#### Brief:
Every entry that follows needs to be repeated exactly.

** start Supplied information **

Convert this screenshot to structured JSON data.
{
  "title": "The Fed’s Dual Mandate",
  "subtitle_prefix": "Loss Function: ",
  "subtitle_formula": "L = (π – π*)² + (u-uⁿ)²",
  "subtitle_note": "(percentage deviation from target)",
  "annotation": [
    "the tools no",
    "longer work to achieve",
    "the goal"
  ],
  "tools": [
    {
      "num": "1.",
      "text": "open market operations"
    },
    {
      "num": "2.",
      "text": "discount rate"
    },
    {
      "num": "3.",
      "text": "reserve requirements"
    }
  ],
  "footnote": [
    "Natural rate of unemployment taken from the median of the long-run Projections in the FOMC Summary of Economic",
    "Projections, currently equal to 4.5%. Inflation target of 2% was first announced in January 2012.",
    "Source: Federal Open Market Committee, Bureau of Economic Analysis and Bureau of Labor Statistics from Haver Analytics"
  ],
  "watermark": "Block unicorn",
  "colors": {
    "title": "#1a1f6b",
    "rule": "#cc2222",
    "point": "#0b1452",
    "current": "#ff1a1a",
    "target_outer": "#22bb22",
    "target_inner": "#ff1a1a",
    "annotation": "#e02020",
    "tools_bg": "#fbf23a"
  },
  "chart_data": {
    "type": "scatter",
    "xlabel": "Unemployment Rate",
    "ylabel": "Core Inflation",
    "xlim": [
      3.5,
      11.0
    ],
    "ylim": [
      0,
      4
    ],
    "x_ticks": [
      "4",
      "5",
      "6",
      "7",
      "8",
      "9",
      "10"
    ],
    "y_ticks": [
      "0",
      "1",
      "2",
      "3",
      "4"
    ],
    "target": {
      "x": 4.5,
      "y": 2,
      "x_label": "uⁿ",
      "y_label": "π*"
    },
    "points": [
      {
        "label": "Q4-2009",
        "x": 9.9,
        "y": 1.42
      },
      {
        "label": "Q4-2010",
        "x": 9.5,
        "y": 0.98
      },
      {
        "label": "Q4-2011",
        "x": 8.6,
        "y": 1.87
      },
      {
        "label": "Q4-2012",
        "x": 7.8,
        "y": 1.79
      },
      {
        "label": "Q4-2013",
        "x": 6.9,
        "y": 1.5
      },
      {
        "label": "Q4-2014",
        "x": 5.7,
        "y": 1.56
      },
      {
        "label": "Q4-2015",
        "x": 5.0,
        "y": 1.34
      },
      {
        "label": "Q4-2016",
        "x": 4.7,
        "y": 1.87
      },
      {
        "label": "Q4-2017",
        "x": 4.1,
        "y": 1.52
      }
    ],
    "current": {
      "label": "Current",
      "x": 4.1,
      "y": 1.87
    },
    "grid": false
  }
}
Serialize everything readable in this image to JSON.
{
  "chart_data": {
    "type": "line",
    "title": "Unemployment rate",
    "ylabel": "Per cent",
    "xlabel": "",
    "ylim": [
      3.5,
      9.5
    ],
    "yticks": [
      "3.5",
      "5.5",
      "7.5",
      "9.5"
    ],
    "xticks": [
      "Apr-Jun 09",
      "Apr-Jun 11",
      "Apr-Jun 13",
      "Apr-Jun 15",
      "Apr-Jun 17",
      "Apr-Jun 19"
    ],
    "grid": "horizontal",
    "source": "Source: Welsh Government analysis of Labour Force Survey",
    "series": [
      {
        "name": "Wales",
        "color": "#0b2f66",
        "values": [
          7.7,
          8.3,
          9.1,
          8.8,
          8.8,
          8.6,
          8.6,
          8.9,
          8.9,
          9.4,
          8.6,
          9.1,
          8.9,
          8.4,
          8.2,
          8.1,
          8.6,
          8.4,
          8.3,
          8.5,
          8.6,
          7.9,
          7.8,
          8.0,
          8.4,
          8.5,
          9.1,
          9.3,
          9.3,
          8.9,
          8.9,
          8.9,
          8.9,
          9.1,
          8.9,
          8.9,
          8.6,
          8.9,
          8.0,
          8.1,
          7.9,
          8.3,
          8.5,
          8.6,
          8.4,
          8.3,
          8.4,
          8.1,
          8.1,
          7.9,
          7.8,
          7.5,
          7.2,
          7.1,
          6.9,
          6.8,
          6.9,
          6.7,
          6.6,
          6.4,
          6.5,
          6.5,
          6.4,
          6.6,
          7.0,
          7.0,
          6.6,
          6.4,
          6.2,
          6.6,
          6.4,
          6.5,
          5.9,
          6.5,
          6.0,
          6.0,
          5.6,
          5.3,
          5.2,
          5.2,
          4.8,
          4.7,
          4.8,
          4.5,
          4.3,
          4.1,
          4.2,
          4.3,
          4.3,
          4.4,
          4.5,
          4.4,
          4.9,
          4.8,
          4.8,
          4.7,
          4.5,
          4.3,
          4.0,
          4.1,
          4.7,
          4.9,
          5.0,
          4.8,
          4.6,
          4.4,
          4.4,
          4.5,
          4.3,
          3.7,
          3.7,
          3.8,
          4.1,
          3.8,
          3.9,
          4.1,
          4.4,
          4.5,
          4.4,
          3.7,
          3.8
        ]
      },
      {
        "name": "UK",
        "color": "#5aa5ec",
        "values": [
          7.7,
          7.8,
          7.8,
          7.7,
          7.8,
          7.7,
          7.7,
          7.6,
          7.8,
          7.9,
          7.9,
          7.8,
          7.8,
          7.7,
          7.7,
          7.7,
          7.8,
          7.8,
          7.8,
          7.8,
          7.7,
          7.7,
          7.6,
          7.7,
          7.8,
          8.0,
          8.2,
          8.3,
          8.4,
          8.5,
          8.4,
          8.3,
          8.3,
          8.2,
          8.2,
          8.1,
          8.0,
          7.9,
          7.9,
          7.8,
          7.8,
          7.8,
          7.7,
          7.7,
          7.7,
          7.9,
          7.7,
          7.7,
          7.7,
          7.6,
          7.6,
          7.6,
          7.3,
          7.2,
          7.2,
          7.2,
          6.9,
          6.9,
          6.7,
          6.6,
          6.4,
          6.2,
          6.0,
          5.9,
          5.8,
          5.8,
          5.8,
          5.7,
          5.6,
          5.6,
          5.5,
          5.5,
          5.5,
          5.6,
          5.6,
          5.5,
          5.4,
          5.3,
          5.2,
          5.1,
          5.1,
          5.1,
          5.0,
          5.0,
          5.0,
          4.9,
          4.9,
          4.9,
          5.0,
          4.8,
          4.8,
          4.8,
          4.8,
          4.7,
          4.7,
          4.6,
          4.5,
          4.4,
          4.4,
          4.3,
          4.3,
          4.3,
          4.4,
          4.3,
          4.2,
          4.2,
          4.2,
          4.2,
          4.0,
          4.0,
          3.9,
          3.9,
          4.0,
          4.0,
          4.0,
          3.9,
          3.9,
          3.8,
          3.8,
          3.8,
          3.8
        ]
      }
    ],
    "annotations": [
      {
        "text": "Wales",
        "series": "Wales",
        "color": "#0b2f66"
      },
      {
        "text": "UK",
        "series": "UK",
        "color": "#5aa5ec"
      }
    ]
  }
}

** end Supplied information **

#### Result:
Convert this screenshot to structured JSON data.
{
  "title": "The Fed’s Dual Mandate",
  "subtitle_prefix": "Loss Function: ",
  "subtitle_formula": "L = (π – π*)² + (u-uⁿ)²",
  "subtitle_note": "(percentage deviation from target)",
  "annotation": [
    "the tools no",
    "longer work to achieve",
    "the goal"
  ],
  "tools": [
    {
      "num": "1.",
      "text": "open market operations"
    },
    {
      "num": "2.",
      "text": "discount rate"
    },
    {
      "num": "3.",
      "text": "reserve requirements"
    }
  ],
  "footnote": [
    "Natural rate of unemployment taken from the median of the long-run Projections in the FOMC Summary of Economic",
    "Projections, currently equal to 4.5%. Inflation target of 2% was first announced in January 2012.",
    "Source: Federal Open Market Committee, Bureau of Economic Analysis and Bureau of Labor Statistics from Haver Analytics"
  ],
  "watermark": "Block unicorn",
  "colors": {
    "title": "#1a1f6b",
    "rule": "#cc2222",
    "point": "#0b1452",
    "current": "#ff1a1a",
    "target_outer": "#22bb22",
    "target_inner": "#ff1a1a",
    "annotation": "#e02020",
    "tools_bg": "#fbf23a"
  },
  "chart_data": {
    "type": "scatter",
    "xlabel": "Unemployment Rate",
    "ylabel": "Core Inflation",
    "xlim": [
      3.5,
      11.0
    ],
    "ylim": [
      0,
      4
    ],
    "x_ticks": [
      "4",
      "5",
      "6",
      "7",
      "8",
      "9",
      "10"
    ],
    "y_ticks": [
      "0",
      "1",
      "2",
      "3",
      "4"
    ],
    "target": {
      "x": 4.5,
      "y": 2,
      "x_label": "uⁿ",
      "y_label": "π*"
    },
    "points": [
      {
        "label": "Q4-2009",
        "x": 9.9,
        "y": 1.42
      },
      {
        "label": "Q4-2010",
        "x": 9.5,
        "y": 0.98
      },
      {
        "label": "Q4-2011",
        "x": 8.6,
        "y": 1.87
      },
      {
        "label": "Q4-2012",
        "x": 7.8,
        "y": 1.79
      },
      {
        "label": "Q4-2013",
        "x": 6.9,
        "y": 1.5
      },
      {
        "label": "Q4-2014",
        "x": 5.7,
        "y": 1.56
      },
      {
        "label": "Q4-2015",
        "x": 5.0,
        "y": 1.34
      },
      {
        "label": "Q4-2016",
        "x": 4.7,
        "y": 1.87
      },
      {
        "label": "Q4-2017",
        "x": 4.1,
        "y": 1.52
      }
    ],
    "current": {
      "label": "Current",
      "x": 4.1,
      "y": 1.87
    },
    "grid": false
  }
}
Serialize everything readable in this image to JSON.
{
  "chart_data": {
    "type": "line",
    "title": "Unemployment rate",
    "ylabel": "Per cent",
    "xlabel": "",
    "ylim": [
      3.5,
      9.5
    ],
    "yticks": [
      "3.5",
      "5.5",
      "7.5",
      "9.5"
    ],
    "xticks": [
      "Apr-Jun 09",
      "Apr-Jun 11",
      "Apr-Jun 13",
      "Apr-Jun 15",
      "Apr-Jun 17",
      "Apr-Jun 19"
    ],
    "grid": "horizontal",
    "source": "Source: Welsh Government analysis of Labour Force Survey",
    "series": [
      {
        "name": "Wales",
        "color": "#0b2f66",
        "values": [
          7.7,
          8.3,
          9.1,
          8.8,
          8.8,
          8.6,
          8.6,
          8.9,
          8.9,
          9.4,
          8.6,
          9.1,
          8.9,
          8.4,
          8.2,
          8.1,
          8.6,
          8.4,
          8.3,
          8.5,
          8.6,
          7.9,
          7.8,
          8.0,
          8.4,
          8.5,
          9.1,
          9.3,
          9.3,
          8.9,
          8.9,
          8.9,
          8.9,
          9.1,
          8.9,
          8.9,
          8.6,
          8.9,
          8.0,
          8.1,
          7.9,
          8.3,
          8.5,
          8.6,
          8.4,
          8.3,
          8.4,
          8.1,
          8.1,
          7.9,
          7.8,
          7.5,
          7.2,
          7.1,
          6.9,
          6.8,
          6.9,
          6.7,
          6.6,
          6.4,
          6.5,
          6.5,
          6.4,
          6.6,
          7.0,
          7.0,
          6.6,
          6.4,
          6.2,
          6.6,
          6.4,
          6.5,
          5.9,
          6.5,
          6.0,
          6.0,
          5.6,
          5.3,
          5.2,
          5.2,
          4.8,
          4.7,
          4.8,
          4.5,
          4.3,
          4.1,
          4.2,
          4.3,
          4.3,
          4.4,
          4.5,
          4.4,
          4.9,
          4.8,
          4.8,
          4.7,
          4.5,
          4.3,
          4.0,
          4.1,
          4.7,
          4.9,
          5.0,
          4.8,
          4.6,
          4.4,
          4.4,
          4.5,
          4.3,
          3.7,
          3.7,
          3.8,
          4.1,
          3.8,
          3.9,
          4.1,
          4.4,
          4.5,
          4.4,
          3.7,
          3.8
        ]
      },
      {
        "name": "UK",
        "color": "#5aa5ec",
        "values": [
          7.7,
          7.8,
          7.8,
          7.7,
          7.8,
          7.7,
          7.7,
          7.6,
          7.8,
          7.9,
          7.9,
          7.8,
          7.8,
          7.7,
          7.7,
          7.7,
          7.8,
          7.8,
          7.8,
          7.8,
          7.7,
          7.7,
          7.6,
          7.7,
          7.8,
          8.0,
          8.2,
          8.3,
          8.4,
          8.5,
          8.4,
          8.3,
          8.3,
          8.2,
          8.2,
          8.1,
          8.0,
          7.9,
          7.9,
          7.8,
          7.8,
          7.8,
          7.7,
          7.7,
          7.7,
          7.9,
          7.7,
          7.7,
          7.7,
          7.6,
          7.6,
          7.6,
          7.3,
          7.2,
          7.2,
          7.2,
          6.9,
          6.9,
          6.7,
          6.6,
          6.4,
          6.2,
          6.0,
          5.9,
          5.8,
          5.8,
          5.8,
          5.7,
          5.6,
          5.6,
          5.5,
          5.5,
          5.5,
          5.6,
          5.6,
          5.5,
          5.4,
          5.3,
          5.2,
          5.1,
          5.1,
          5.1,
          5.0,
          5.0,
          5.0,
          4.9,
          4.9,
          4.9,
          5.0,
          4.8,
          4.8,
          4.8,
          4.8,
          4.7,
          4.7,
          4.6,
          4.5,
          4.4,
          4.4,
          4.3,
          4.3,
          4.3,
          4.4,
          4.3,
          4.2,
          4.2,
          4.2,
          4.2,
          4.0,
          4.0,
          3.9,
          3.9,
          4.0,
          4.0,
          4.0,
          3.9,
          3.9,
          3.8,
          3.8,
          3.8,
          3.8
        ]
      }
    ],
    "annotations": [
      {
        "text": "Wales",
        "series": "Wales",
        "color": "#0b2f66"
      },
      {
        "text": "UK",
        "series": "UK",
        "color": "#5aa5ec"
      }
    ]
  }
}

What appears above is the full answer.